-- TRECHO DO DOCUMENTO --
Aprovado o PL 4.401/21 na Câmara dos Deputados como uma legislação destinada a regular, ou criar os parâmetros de regulação, do mercado de criptoativos, o setor e a legislação finalmente ganharam um marco regulatório mínimo para um ambiente disruptivo, que escancarou a velocidade da adequação legislativa às inovações tecnológicas. Ainda que possamos reconhecer diversos pontos de melhora no PL, temos que reconhecer que a edição de alguma lei ainda é melhor que a ausência de qualquer regulação.
A criação do marco regulatório dos criptoativos — como vem sendo chamado, serve também para uma nova roupagem para essa classe de ativos, uma vez que busca dar uma maior chancela a esse mercado, permitindo a existência de um ambiente regulado — que deva se submeter a todas as normas aplicáveis do setor financeira, por direito aplicável, desmistificando a associação — quase sempre absurda e com teores inimagináveis de desconhecimento, de cripto e crime.
Além disso, tal proposição legislativa é acertada ao não invadir a competência organizacional do Poder Executivo, dando a esse a oportunidade de, conforme melhor análise de conveniência e aptidão, definir qual ente da administração pública federal terá competência para regular o mercado dos ativos virtuais e dos seus prestadores de serviços.
Contudo, para aqueles mais familiarizados com as inovações tecnológicas da indústria cripto, tal texto, apesar de um excelente início para o devido desenvolvimento da criptoeconomia nacional, resta sua atuação focada por entes centralizados, os quais vêm sofrendo diversos baques de credibilidade devido a controles de risco deficientes — ou mesmo inexistentes.
Essas instituições centralizadas são propensas a acúmulos de risco desmedido, pois possuem finanças sem níveis adequados de transparência, e, muitas vezes, possuem “sistemas de recompensas financeiras” para seus funcionários, desalinhados com o interesse de seus usuários, criando um ambiente de hipervulnerabilidade para os consumidores.
Esses projetos centralizados devem, de fato, ter uma regulação direcionada as suas atividades, haja vista o cenário generalizado de assimetria da informação. No entanto, com o contínuo avanço da tecnologia blockchain, a própria ideia de projetos centralizados — com intermediários com poder discricionário sobre a administração do programa, vem se tornando obsoleta, especialmente, com o surgimento de complexos ecossistemas financeiros digitais e descentralizados.

-- LINHAS EXTRAÍDAS --
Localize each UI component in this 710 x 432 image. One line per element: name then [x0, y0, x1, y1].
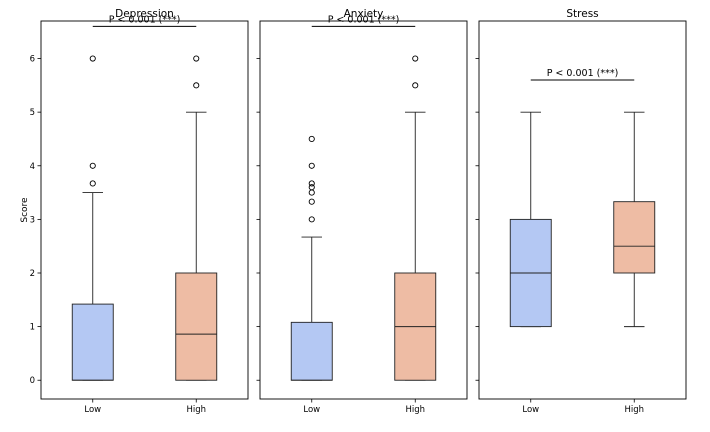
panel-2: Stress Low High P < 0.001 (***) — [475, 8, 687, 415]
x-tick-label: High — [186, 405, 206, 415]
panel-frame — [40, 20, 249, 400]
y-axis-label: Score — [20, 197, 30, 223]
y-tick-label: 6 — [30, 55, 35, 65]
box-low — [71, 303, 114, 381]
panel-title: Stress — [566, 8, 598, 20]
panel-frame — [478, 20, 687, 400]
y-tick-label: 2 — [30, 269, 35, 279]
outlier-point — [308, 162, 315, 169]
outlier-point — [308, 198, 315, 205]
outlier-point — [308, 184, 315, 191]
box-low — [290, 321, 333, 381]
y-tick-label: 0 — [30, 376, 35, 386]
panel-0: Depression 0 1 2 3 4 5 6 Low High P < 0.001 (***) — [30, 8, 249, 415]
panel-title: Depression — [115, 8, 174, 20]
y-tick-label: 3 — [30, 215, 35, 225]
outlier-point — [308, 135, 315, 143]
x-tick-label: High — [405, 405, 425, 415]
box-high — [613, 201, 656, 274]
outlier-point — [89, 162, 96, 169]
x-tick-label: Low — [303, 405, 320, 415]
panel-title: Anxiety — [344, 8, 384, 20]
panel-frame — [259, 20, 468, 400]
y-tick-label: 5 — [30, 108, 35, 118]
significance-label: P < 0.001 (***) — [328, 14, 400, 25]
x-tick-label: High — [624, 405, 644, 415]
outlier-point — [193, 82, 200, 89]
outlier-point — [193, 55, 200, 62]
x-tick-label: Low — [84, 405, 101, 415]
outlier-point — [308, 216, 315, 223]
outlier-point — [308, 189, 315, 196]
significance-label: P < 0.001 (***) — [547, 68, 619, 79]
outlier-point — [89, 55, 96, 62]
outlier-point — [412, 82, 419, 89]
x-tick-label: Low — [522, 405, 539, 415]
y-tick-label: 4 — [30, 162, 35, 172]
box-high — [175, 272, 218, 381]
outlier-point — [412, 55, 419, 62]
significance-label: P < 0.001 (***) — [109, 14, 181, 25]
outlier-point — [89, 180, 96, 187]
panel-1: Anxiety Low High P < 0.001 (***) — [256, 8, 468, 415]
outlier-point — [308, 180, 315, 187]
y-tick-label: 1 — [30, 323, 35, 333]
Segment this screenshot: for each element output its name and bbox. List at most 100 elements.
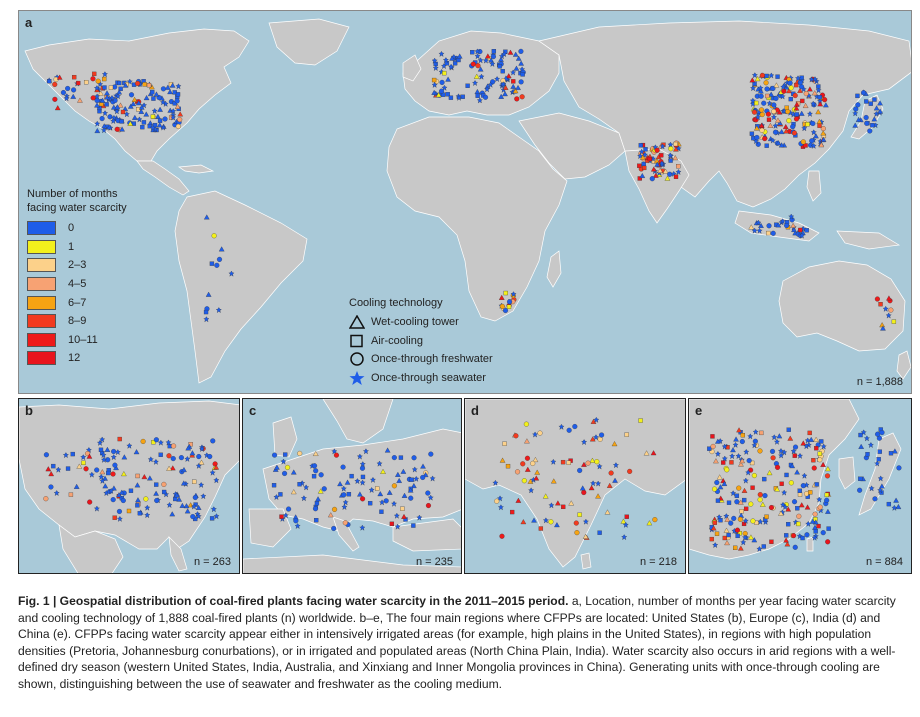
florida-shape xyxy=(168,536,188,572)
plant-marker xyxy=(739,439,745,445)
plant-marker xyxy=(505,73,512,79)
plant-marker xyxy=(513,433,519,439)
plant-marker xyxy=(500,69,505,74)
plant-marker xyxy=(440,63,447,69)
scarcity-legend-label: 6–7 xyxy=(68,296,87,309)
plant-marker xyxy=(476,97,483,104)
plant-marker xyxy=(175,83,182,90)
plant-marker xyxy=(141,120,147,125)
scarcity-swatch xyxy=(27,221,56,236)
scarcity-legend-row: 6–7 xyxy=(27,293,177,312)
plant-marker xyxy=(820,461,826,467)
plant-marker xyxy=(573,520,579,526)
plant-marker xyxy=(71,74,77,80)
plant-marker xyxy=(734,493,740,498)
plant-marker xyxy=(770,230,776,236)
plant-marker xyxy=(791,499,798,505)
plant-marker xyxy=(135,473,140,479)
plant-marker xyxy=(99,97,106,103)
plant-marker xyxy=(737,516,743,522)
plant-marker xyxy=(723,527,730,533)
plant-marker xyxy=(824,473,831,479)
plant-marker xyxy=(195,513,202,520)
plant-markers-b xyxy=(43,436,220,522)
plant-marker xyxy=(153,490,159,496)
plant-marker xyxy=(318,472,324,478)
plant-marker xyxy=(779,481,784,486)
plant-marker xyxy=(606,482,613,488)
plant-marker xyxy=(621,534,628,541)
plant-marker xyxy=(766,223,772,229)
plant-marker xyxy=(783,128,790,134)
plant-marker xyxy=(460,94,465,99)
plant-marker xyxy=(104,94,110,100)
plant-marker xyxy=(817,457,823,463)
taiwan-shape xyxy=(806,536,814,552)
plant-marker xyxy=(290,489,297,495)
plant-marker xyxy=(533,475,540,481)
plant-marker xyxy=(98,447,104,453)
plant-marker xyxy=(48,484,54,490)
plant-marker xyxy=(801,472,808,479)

-- LISTA DE EXERCÍCIOS --
a: Organize numa tabela Markdown, com as colunas "Nº" e "Conteúdo da linha", as linhas que vão da que contém "panel-2: Stress Low" até a que contém "panel-0: Depression 0", incluídas as duas. Numere cada linha e deixe de fora as linhas em branco.
b: Retome o texto sobre o marco regulatório dos criptoativos a partir do ponto em que ele termina.

-- RESPOSTAS --
a:
| Nº | Conteúdo da linha |
|---|---|
| 1 | panel-2: Stress Low High P < 0.001 (***) — [475, 8, 687, 415] |
| 2 | x-tick-label: High — [186, 405, 206, 415] |
| 3 | panel-frame — [40, 20, 249, 400] |
| 4 | y-axis-label: Score — [20, 197, 30, 223] |
| 5 | y-tick-label: 6 — [30, 55, 35, 65] |
| 6 | box-low — [71, 303, 114, 381] |
| 7 | panel-title: Stress — [566, 8, 598, 20] |
| 8 | panel-frame — [478, 20, 687, 400] |
| 9 | y-tick-label: 2 — [30, 269, 35, 279] |
| 10 | outlier-point — [308, 162, 315, 169] |
| 11 | outlier-point — [308, 198, 315, 205] |
| 12 | outlier-point — [308, 184, 315, 191] |
| 13 | box-low — [290, 321, 333, 381] |
| 14 | y-tick-label: 0 — [30, 376, 35, 386] |
| 15 | panel-0: Depression 0 1 2 3 4 5 6 Low High P < 0.001 (***) — [30, 8, 249, 415] |

b:
DeFi, ou finanças descentralizadas, aproveita os benefícios do blockchain e da tecnologia de registro distribuído para reinventar o sistema financeiro. Ao operacionalizar smart contracts, o DeFi permite a operação descentralizada e autônoma de serviços financeiros, levando a uma profunda transformação dos serviços financeiros tradicionais e tornando desnecessário o envolvimento de agentes institucionais confiáveis, como instituições financeiras.
A descentralização financeira transfere a confiança que os participantes do mercado depositam nos agentes institucionais para as regras de código e de consenso da rede.
A ascensão do DeFi permitiu que essa tecnologia passasse de uma ideia utópica a uma solução prática para lidar com os riscos associados aos sistemas financeiros tradicionais e centralizados, os quais frequentemente estão sujeitos à manipulação por intermediários humanos, tendo a tecnologia DeFi tem o potencial de eliminar esses riscos e atender melhor às necessidades de todas as partes envolvidas.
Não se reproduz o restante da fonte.